▸ Given instruction: Which lines of the records contain "Jakarta"? Collect every one of them.

▸ Recorded data:
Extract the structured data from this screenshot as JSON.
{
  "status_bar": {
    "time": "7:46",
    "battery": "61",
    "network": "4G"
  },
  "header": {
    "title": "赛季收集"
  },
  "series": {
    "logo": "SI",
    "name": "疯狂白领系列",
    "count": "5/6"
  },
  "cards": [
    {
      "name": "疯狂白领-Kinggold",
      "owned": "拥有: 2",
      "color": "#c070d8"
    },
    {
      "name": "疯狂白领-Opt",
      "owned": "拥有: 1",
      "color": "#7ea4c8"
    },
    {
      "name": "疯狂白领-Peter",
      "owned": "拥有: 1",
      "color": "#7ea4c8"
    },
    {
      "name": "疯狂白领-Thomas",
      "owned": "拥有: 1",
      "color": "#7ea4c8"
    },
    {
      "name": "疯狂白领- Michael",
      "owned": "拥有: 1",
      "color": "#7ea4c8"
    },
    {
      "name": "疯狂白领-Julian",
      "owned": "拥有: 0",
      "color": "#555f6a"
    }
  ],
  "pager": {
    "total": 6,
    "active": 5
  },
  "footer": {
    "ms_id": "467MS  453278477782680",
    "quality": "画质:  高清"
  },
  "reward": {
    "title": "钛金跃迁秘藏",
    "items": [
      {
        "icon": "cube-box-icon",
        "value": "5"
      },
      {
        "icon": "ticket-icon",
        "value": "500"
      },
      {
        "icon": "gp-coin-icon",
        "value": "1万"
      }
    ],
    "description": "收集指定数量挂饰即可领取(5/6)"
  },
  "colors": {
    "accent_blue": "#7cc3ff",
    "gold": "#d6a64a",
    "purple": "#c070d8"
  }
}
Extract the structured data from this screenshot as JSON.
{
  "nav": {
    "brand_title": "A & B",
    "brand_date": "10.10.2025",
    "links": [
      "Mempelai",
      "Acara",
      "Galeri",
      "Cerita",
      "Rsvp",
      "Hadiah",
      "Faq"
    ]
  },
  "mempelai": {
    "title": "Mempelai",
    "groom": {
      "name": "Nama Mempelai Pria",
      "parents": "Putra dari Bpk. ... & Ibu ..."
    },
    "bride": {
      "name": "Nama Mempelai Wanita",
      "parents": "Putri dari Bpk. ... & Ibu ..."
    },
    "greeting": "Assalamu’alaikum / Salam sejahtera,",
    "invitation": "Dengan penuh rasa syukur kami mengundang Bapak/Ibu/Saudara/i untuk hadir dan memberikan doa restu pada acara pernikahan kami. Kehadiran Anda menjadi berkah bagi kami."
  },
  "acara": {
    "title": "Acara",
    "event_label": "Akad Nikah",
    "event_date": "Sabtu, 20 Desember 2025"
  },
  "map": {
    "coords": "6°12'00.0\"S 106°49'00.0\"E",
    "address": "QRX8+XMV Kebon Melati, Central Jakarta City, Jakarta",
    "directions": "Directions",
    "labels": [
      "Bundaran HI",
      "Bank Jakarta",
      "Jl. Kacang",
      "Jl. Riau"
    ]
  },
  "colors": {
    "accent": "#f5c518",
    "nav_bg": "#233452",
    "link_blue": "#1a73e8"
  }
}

▸ The result:
    "address": "QRX8+XMV Kebon Melati, Central Jakarta City, Jakarta",
      "Bank Jakarta",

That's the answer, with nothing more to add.